» DIRECTIONS FOR THIS TASK:
Go over the records and copy every line with the string "summary".

◇ ◇ ◇

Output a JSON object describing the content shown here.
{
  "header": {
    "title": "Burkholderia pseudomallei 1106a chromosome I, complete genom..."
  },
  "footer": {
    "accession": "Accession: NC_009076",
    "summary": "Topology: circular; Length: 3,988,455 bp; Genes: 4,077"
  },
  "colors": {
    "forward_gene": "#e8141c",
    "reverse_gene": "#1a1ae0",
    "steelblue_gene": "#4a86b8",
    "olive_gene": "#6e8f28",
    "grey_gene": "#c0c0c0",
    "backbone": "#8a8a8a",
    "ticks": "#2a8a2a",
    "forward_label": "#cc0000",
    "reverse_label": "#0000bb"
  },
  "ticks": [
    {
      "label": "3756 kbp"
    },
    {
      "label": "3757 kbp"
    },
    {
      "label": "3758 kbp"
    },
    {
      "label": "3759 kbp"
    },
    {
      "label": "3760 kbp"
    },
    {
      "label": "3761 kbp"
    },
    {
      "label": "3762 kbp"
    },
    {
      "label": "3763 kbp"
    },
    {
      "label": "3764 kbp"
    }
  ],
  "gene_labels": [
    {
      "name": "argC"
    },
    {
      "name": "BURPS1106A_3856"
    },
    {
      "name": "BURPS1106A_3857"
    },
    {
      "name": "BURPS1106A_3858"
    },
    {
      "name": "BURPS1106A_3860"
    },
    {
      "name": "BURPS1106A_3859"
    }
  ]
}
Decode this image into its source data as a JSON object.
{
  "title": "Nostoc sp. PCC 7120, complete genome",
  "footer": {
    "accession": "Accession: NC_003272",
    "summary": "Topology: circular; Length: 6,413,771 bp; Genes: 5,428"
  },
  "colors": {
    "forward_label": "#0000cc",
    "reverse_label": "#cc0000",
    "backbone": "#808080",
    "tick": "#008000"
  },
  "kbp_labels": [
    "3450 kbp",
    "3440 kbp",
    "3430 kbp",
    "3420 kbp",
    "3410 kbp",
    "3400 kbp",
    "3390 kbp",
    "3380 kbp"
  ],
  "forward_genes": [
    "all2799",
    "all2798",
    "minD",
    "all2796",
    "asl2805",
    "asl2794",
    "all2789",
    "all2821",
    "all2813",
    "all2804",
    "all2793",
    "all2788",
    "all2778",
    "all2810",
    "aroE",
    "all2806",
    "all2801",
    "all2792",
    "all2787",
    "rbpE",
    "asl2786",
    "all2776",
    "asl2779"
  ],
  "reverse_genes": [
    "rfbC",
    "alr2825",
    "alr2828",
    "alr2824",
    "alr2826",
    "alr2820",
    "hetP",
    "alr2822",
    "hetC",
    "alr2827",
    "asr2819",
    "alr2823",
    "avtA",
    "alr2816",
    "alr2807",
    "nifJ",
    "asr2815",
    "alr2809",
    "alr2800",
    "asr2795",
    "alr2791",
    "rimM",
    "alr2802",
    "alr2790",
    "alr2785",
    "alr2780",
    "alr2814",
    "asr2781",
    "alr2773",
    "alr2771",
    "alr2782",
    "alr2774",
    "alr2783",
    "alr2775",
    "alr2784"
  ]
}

◇ ◇ ◇

» RESPONSE FOR THIS EXERCISE:
    "summary": "Topology: circular; Length: 3,988,455 bp; Genes: 4,077"
    "summary": "Topology: circular; Length: 6,413,771 bp; Genes: 5,428"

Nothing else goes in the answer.